PROBLEM REQUIREMENTS: Reproduce every line of the listing below word for word, leaving out the pictures.

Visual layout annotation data
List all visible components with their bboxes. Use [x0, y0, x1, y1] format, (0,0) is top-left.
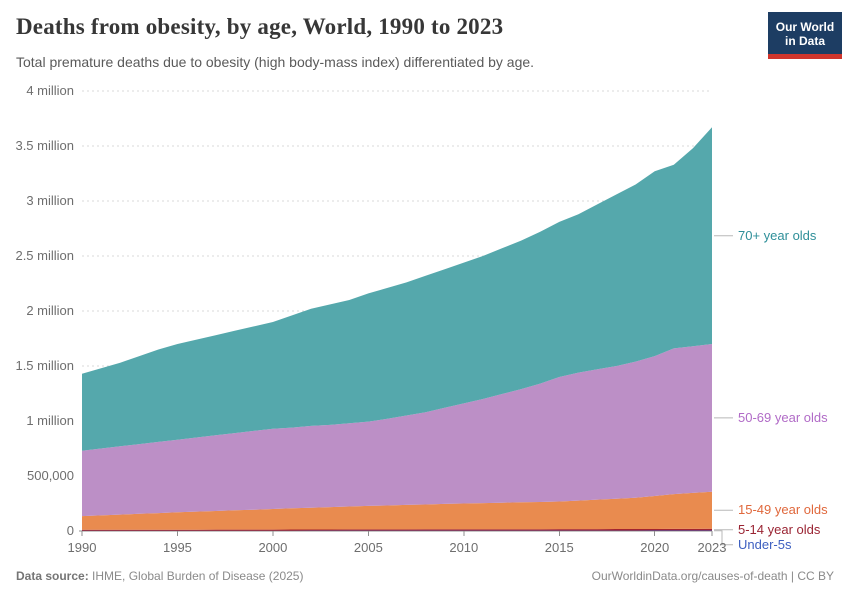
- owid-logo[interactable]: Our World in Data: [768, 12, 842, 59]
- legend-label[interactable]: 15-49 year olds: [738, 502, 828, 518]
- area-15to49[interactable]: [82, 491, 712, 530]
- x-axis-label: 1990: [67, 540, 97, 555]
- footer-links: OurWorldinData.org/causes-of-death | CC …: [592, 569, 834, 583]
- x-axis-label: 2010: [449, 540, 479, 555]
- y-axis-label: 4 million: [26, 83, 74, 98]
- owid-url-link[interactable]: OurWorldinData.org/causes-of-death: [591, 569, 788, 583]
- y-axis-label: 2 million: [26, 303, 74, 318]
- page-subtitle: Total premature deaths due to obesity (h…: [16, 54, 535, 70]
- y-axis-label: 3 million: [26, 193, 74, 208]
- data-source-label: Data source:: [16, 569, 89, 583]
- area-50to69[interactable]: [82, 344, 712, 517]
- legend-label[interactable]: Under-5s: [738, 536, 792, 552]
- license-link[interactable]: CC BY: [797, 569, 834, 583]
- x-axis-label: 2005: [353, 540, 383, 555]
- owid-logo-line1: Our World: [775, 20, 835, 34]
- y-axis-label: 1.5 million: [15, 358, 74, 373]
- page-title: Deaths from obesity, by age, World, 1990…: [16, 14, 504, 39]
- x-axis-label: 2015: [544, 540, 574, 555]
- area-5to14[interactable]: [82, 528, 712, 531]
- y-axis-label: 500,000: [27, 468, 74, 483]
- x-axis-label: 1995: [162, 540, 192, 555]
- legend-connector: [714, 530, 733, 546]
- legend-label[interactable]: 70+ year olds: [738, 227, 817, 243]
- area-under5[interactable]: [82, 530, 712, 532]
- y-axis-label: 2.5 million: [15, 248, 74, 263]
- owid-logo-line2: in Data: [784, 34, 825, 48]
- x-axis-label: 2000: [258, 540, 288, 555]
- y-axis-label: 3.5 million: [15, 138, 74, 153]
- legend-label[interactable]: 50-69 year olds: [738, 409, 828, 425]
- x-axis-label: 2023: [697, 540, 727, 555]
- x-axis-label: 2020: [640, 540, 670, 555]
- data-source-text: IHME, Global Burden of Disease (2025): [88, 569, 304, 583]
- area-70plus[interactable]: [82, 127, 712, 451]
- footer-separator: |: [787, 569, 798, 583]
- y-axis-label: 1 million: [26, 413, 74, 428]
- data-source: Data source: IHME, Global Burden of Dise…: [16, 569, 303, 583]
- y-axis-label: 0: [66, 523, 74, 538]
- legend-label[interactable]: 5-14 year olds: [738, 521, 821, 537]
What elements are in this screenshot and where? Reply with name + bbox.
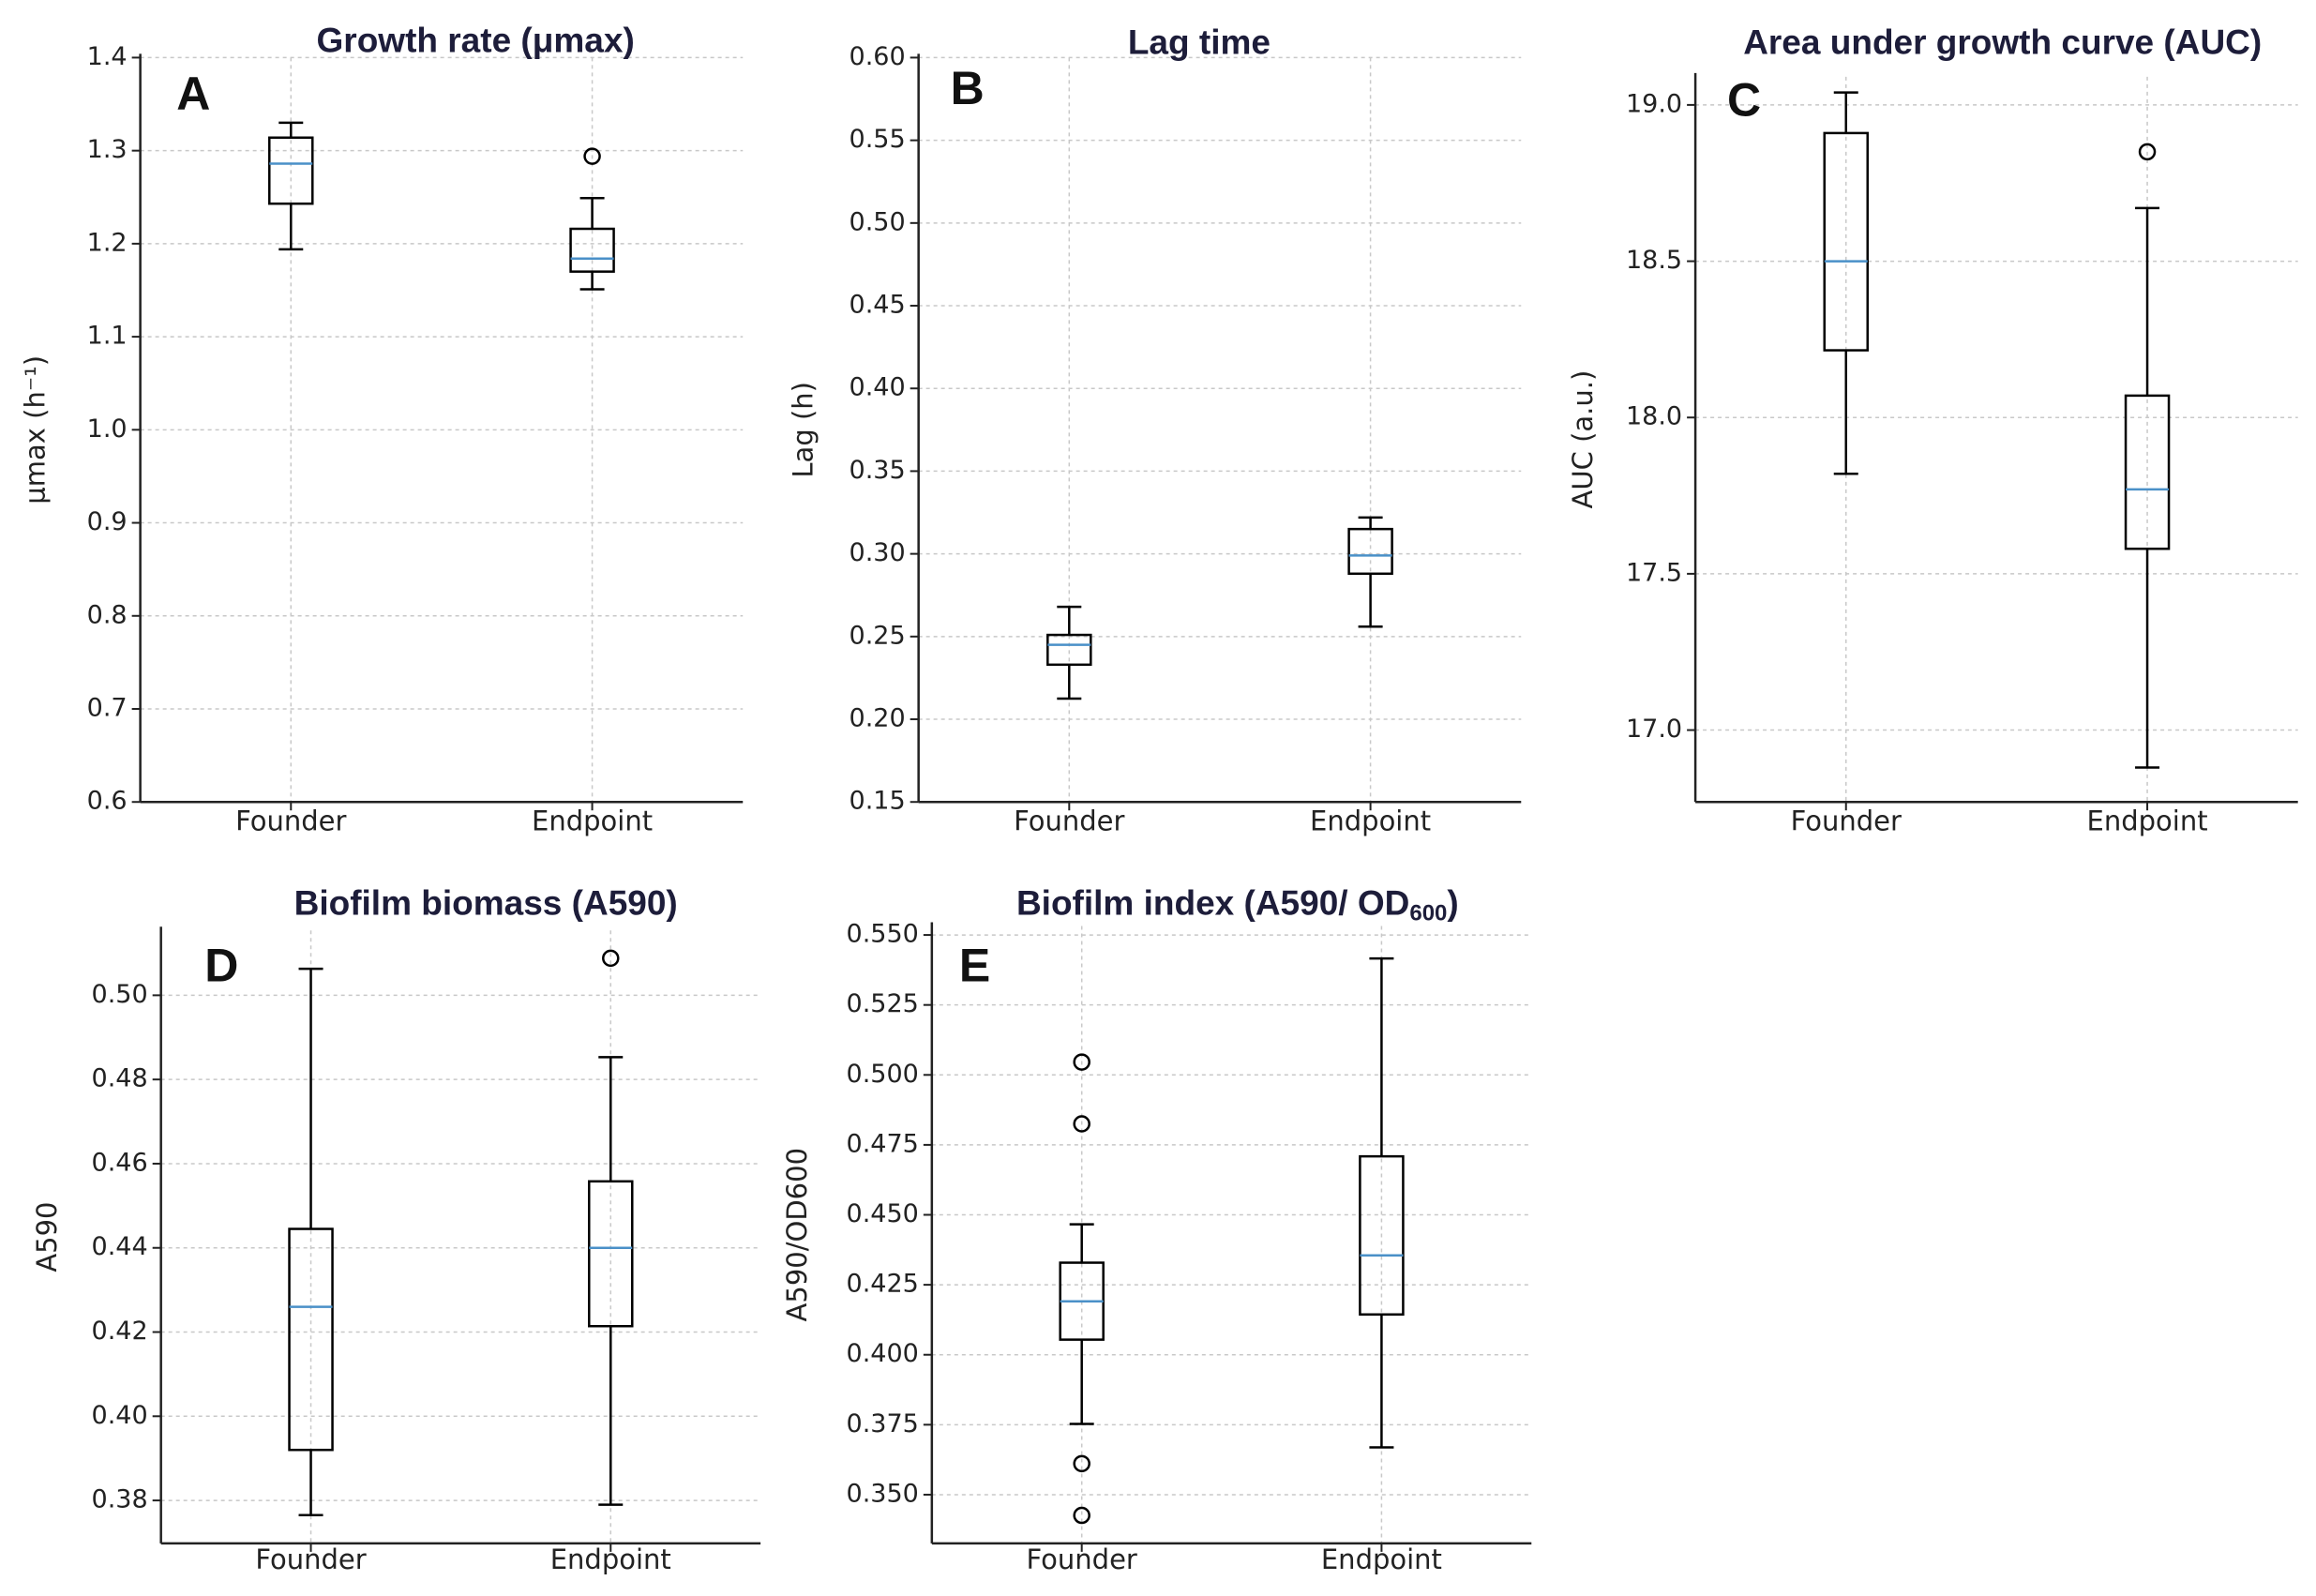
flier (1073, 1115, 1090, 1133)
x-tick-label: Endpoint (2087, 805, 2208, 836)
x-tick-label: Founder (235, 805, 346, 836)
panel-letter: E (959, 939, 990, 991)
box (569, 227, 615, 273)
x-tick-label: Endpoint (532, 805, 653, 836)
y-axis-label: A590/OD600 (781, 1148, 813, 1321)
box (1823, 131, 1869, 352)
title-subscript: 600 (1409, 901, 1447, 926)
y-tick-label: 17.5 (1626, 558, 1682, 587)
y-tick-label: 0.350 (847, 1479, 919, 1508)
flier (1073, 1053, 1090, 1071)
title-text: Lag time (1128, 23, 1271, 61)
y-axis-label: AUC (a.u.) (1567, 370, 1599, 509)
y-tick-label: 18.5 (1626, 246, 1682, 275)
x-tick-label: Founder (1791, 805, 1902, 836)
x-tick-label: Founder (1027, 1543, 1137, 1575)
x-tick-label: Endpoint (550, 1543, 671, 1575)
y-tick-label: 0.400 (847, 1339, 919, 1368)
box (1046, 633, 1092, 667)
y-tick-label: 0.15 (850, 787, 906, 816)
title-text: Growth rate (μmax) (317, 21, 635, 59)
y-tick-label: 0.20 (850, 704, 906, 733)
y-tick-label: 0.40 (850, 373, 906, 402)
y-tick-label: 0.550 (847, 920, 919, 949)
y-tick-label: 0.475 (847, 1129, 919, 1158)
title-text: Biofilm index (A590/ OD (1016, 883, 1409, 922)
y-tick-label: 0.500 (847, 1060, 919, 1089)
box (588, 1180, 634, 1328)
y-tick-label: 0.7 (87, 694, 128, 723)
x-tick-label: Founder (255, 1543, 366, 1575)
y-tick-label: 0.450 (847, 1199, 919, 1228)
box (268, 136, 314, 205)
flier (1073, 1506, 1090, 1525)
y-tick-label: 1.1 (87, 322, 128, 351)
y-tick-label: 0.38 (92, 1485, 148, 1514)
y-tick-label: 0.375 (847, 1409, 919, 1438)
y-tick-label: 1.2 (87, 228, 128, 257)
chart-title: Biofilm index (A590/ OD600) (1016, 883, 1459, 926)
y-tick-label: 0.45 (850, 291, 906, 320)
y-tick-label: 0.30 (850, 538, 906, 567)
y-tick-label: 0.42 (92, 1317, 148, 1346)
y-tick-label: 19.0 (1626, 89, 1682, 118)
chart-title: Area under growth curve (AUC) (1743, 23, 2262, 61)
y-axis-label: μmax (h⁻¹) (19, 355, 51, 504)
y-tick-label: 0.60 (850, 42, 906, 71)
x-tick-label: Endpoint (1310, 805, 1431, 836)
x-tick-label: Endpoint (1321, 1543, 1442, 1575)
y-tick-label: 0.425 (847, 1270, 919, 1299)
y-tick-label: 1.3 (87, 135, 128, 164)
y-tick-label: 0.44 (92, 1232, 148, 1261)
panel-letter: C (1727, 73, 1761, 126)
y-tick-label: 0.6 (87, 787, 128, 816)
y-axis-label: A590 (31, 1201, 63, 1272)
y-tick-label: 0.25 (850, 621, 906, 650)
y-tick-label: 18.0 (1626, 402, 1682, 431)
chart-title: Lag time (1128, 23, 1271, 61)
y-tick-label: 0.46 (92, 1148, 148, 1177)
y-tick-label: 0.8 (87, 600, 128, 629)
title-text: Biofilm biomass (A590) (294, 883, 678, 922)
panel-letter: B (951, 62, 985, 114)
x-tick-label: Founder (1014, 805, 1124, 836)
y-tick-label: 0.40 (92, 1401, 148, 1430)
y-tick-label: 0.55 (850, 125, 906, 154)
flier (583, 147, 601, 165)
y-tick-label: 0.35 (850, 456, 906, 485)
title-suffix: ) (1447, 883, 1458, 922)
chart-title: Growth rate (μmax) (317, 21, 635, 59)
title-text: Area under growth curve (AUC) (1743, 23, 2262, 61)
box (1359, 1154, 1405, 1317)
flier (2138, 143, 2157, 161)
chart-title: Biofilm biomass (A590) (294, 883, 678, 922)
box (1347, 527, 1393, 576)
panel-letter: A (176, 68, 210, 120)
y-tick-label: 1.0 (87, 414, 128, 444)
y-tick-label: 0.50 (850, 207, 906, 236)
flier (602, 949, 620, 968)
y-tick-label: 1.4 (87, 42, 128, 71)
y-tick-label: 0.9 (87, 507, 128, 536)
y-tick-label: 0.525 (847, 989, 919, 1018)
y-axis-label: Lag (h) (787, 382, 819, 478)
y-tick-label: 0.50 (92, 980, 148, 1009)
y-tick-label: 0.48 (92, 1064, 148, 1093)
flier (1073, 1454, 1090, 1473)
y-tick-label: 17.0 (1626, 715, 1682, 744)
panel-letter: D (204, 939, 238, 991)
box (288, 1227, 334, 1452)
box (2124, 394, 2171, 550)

RESULT FOR THIS EXERCISE:
List all visible components with their bboxes. Use [x0, y0, x1, y1] format, (0,0) is top-left.
- owid-logo[interactable]: Our World in Data: [768, 12, 842, 59]
- legend-label[interactable]: 15-49 year olds: [738, 502, 828, 518]
- area-15to49[interactable]: [82, 491, 712, 530]
- x-axis-label: 1990: [67, 540, 97, 555]
- footer-links: OurWorldinData.org/causes-of-death | CC …: [592, 569, 834, 583]
- x-axis-label: 2010: [449, 540, 479, 555]
- y-axis-label: 4 million: [26, 83, 74, 98]
- owid-url-link[interactable]: OurWorldinData.org/causes-of-death: [591, 569, 788, 583]
- y-axis-label: 2 million: [26, 303, 74, 318]
- page-subtitle: Total premature deaths due to obesity (h…: [16, 54, 535, 70]
- y-axis-label: 3 million: [26, 193, 74, 208]
- data-source-label: Data source:: [16, 569, 89, 583]
- area-50to69[interactable]: [82, 344, 712, 517]
- legend-label[interactable]: Under-5s: [738, 536, 792, 552]
- license-link[interactable]: CC BY: [797, 569, 834, 583]
- x-axis-label: 2005: [353, 540, 383, 555]
- owid-logo-line1: Our World: [775, 20, 835, 34]
- y-axis-label: 1.5 million: [15, 358, 74, 373]
- page-title: Deaths from obesity, by age, World, 1990…: [16, 14, 504, 39]
- x-axis-label: 2015: [544, 540, 574, 555]
- area-5to14[interactable]: [82, 528, 712, 531]
- y-axis-label: 500,000: [27, 468, 74, 483]
- x-axis-label: 1995: [162, 540, 192, 555]
- legend-connector: [714, 530, 733, 546]
- legend-label[interactable]: 70+ year olds: [738, 227, 817, 243]
- area-under5[interactable]: [82, 530, 712, 532]
- y-axis-label: 2.5 million: [15, 248, 74, 263]
- owid-logo-line2: in Data: [784, 34, 825, 48]
- x-axis-label: 2000: [258, 540, 288, 555]
- y-axis-label: 3.5 million: [15, 138, 74, 153]
- legend-label[interactable]: 50-69 year olds: [738, 409, 828, 425]
- x-axis-label: 2023: [697, 540, 727, 555]
- x-axis-label: 2020: [640, 540, 670, 555]
- data-source-text: IHME, Global Burden of Disease (2025): [88, 569, 304, 583]
- area-70plus[interactable]: [82, 127, 712, 451]
- footer-separator: |: [787, 569, 798, 583]
- y-axis-label: 1 million: [26, 413, 74, 428]
- data-source: Data source: IHME, Global Burden of Dise…: [16, 569, 303, 583]
- y-axis-label: 0: [66, 523, 74, 538]
- legend-label[interactable]: 5-14 year olds: [738, 521, 821, 537]
What elements are in this screenshot and where? Reply with name + bbox.
flier (1073, 1115, 1090, 1133)
x-tick-label: Endpoint (2087, 805, 2208, 836)
x-tick-label: Founder (235, 805, 346, 836)
panel-letter: E (959, 939, 990, 991)
box (569, 227, 615, 273)
x-tick-label: Endpoint (532, 805, 653, 836)
y-axis-label: A590/OD600 (781, 1148, 813, 1321)
box (1823, 131, 1869, 352)
title-subscript: 600 (1409, 901, 1447, 926)
y-tick-label: 17.5 (1626, 558, 1682, 587)
y-tick-label: 0.350 (847, 1479, 919, 1508)
flier (1073, 1053, 1090, 1071)
title-text: Lag time (1128, 23, 1271, 61)
y-axis-label: AUC (a.u.) (1567, 370, 1599, 509)
y-tick-label: 18.5 (1626, 246, 1682, 275)
x-tick-label: Founder (1791, 805, 1902, 836)
x-tick-label: Founder (1027, 1543, 1137, 1575)
x-tick-label: Endpoint (550, 1543, 671, 1575)
y-tick-label: 0.400 (847, 1339, 919, 1368)
box (1046, 633, 1092, 667)
y-tick-label: 0.15 (850, 787, 906, 816)
title-text: Growth rate (μmax) (317, 21, 635, 59)
y-tick-label: 0.20 (850, 704, 906, 733)
y-tick-label: 0.40 (850, 373, 906, 402)
y-tick-label: 0.550 (847, 920, 919, 949)
y-tick-label: 0.475 (847, 1129, 919, 1158)
title-text: Biofilm index (A590/ OD (1016, 883, 1409, 922)
y-tick-label: 0.500 (847, 1060, 919, 1089)
box (588, 1180, 634, 1328)
y-tick-label: 0.7 (87, 694, 128, 723)
x-tick-label: Founder (255, 1543, 366, 1575)
y-tick-label: 0.450 (847, 1199, 919, 1228)
box (268, 136, 314, 205)
flier (1073, 1506, 1090, 1525)
y-tick-label: 1.1 (87, 322, 128, 351)
y-tick-label: 0.38 (92, 1485, 148, 1514)
y-tick-label: 0.375 (847, 1409, 919, 1438)
y-tick-label: 1.2 (87, 228, 128, 257)
chart-title: Biofilm index (A590/ OD600) (1016, 883, 1459, 926)
y-tick-label: 0.45 (850, 291, 906, 320)
y-tick-label: 0.30 (850, 538, 906, 567)
y-tick-label: 0.42 (92, 1317, 148, 1346)
y-tick-label: 19.0 (1626, 89, 1682, 118)
chart-title: Area under growth curve (AUC) (1743, 23, 2262, 61)
y-axis-label: μmax (h⁻¹) (19, 355, 51, 504)
y-tick-label: 0.60 (850, 42, 906, 71)
x-tick-label: Endpoint (1310, 805, 1431, 836)
x-tick-label: Endpoint (1321, 1543, 1442, 1575)
y-tick-label: 0.425 (847, 1270, 919, 1299)
y-tick-label: 1.3 (87, 135, 128, 164)
y-tick-label: 0.44 (92, 1232, 148, 1261)
panel-letter: C (1727, 73, 1761, 126)
y-tick-label: 0.6 (87, 787, 128, 816)
y-axis-label: A590 (31, 1201, 63, 1272)
y-tick-label: 0.25 (850, 621, 906, 650)
y-tick-label: 18.0 (1626, 402, 1682, 431)
chart-title: Lag time (1128, 23, 1271, 61)
y-tick-label: 0.46 (92, 1148, 148, 1177)
y-tick-label: 0.8 (87, 600, 128, 629)
title-text: Biofilm biomass (A590) (294, 883, 678, 922)
panel-letter: B (951, 62, 985, 114)
x-tick-label: Founder (1014, 805, 1124, 836)
y-tick-label: 0.40 (92, 1401, 148, 1430)
y-tick-label: 0.55 (850, 125, 906, 154)
flier (583, 147, 601, 165)
y-tick-label: 0.35 (850, 456, 906, 485)
title-suffix: ) (1447, 883, 1458, 922)
chart-title: Growth rate (μmax) (317, 21, 635, 59)
title-text: Area under growth curve (AUC) (1743, 23, 2262, 61)
box (1359, 1154, 1405, 1317)
flier (2138, 143, 2157, 161)
chart-title: Biofilm biomass (A590) (294, 883, 678, 922)
box (1347, 527, 1393, 576)
panel-letter: A (176, 68, 210, 120)
y-tick-label: 1.0 (87, 414, 128, 444)
y-tick-label: 0.50 (850, 207, 906, 236)
flier (602, 949, 620, 968)
y-tick-label: 1.4 (87, 42, 128, 71)
y-tick-label: 0.9 (87, 507, 128, 536)
y-tick-label: 0.525 (847, 989, 919, 1018)
y-axis-label: Lag (h) (787, 382, 819, 478)
y-tick-label: 0.50 (92, 980, 148, 1009)
y-tick-label: 0.48 (92, 1064, 148, 1093)
flier (1073, 1454, 1090, 1473)
y-tick-label: 17.0 (1626, 715, 1682, 744)
panel-letter: D (204, 939, 238, 991)
box (288, 1227, 334, 1452)
box (2124, 394, 2171, 550)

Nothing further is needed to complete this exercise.